───── Material for this exercise

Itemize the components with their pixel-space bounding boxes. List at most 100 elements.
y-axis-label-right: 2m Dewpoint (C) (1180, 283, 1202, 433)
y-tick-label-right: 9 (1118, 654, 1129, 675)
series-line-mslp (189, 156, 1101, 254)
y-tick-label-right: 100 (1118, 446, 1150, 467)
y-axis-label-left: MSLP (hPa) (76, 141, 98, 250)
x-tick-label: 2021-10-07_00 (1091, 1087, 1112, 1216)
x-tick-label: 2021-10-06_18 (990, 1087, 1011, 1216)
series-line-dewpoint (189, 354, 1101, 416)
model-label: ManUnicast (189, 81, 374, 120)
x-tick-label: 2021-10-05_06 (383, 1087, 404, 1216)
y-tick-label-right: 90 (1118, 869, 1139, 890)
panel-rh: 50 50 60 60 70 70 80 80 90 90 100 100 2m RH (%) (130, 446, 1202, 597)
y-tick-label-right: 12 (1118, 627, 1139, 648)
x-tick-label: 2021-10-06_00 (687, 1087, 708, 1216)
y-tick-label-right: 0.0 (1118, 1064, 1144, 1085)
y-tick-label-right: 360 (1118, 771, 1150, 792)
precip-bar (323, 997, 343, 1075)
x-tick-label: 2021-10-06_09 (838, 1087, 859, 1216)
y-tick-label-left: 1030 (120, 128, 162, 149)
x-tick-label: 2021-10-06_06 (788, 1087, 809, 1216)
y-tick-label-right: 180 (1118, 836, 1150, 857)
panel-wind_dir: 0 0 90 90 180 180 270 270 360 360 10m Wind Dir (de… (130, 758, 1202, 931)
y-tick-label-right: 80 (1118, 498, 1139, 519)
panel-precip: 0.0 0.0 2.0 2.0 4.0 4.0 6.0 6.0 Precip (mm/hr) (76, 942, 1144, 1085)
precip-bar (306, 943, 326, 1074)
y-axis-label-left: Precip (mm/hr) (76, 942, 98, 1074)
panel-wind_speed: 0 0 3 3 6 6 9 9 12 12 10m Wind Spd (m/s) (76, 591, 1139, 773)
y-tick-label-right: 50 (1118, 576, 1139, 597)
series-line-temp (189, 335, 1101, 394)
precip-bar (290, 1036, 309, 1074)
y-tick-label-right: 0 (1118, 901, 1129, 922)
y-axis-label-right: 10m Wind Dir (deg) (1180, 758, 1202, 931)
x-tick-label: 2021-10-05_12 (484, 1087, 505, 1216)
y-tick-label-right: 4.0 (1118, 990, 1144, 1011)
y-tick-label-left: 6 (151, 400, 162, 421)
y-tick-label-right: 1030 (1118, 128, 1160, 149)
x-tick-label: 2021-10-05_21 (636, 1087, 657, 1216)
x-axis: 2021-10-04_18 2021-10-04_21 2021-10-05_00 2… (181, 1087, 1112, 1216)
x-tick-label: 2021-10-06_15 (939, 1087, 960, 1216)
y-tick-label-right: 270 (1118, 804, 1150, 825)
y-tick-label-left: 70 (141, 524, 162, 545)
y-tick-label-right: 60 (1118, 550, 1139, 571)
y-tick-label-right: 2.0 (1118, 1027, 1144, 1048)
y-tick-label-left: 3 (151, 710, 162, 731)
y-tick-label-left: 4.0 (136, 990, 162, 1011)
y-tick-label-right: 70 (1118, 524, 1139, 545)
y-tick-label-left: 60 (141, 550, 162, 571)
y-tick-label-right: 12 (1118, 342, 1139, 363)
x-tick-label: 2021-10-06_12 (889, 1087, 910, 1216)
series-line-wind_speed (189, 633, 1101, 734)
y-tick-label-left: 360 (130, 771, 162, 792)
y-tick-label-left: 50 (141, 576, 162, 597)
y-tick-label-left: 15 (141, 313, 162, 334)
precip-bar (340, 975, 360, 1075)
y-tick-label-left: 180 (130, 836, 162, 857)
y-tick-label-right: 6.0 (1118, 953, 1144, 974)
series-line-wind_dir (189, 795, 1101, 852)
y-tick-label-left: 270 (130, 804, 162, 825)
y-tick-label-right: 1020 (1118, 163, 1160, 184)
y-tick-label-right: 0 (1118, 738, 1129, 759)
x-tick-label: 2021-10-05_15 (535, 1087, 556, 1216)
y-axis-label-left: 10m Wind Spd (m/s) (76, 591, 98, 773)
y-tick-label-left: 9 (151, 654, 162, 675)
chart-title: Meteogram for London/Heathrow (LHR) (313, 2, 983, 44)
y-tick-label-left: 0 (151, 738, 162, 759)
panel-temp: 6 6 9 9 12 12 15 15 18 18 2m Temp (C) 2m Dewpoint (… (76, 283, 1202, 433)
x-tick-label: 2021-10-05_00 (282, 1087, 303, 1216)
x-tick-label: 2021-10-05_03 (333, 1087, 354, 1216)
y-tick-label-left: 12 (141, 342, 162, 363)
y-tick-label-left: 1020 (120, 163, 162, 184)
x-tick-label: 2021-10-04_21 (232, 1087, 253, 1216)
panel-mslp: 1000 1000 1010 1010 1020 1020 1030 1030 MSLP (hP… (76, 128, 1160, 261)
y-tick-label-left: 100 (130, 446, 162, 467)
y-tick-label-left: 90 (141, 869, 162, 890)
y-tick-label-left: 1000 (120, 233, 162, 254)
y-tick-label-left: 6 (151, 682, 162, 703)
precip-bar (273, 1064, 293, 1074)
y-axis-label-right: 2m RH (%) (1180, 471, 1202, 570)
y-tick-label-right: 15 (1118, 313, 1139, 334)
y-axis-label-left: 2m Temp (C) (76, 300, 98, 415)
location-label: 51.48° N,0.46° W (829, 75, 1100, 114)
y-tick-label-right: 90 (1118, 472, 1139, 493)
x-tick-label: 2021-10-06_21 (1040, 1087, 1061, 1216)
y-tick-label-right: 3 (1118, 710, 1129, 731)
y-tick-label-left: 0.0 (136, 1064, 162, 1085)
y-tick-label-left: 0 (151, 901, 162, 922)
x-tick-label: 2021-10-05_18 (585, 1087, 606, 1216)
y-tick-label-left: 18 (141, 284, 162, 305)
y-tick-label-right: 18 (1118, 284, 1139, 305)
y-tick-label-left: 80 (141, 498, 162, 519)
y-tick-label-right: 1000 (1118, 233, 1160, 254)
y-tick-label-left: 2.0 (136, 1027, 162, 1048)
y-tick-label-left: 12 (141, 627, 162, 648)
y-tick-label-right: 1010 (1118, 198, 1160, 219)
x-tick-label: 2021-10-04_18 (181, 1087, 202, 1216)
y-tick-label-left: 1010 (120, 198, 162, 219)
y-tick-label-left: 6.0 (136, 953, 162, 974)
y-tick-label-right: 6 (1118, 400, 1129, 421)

──────────

Short problem
Please reproduce the material between the start and the line holding "y-tick-label-right: 90 (1118, 869, 1139, 890)", inclusive, swapping "ManUnicast" for "WRF Model" and leaving everything else unchanged.

Written solution
Itemize the components with their pixel-space bounding boxes. List at most 100 elements.
y-axis-label-right: 2m Dewpoint (C) (1180, 283, 1202, 433)
y-tick-label-right: 9 (1118, 654, 1129, 675)
series-line-mslp (189, 156, 1101, 254)
y-tick-label-right: 100 (1118, 446, 1150, 467)
y-axis-label-left: MSLP (hPa) (76, 141, 98, 250)
x-tick-label: 2021-10-07_00 (1091, 1087, 1112, 1216)
x-tick-label: 2021-10-06_18 (990, 1087, 1011, 1216)
series-line-dewpoint (189, 354, 1101, 416)
model-label: WRF Model (189, 81, 374, 120)
x-tick-label: 2021-10-05_06 (383, 1087, 404, 1216)
y-tick-label-right: 90 (1118, 869, 1139, 890)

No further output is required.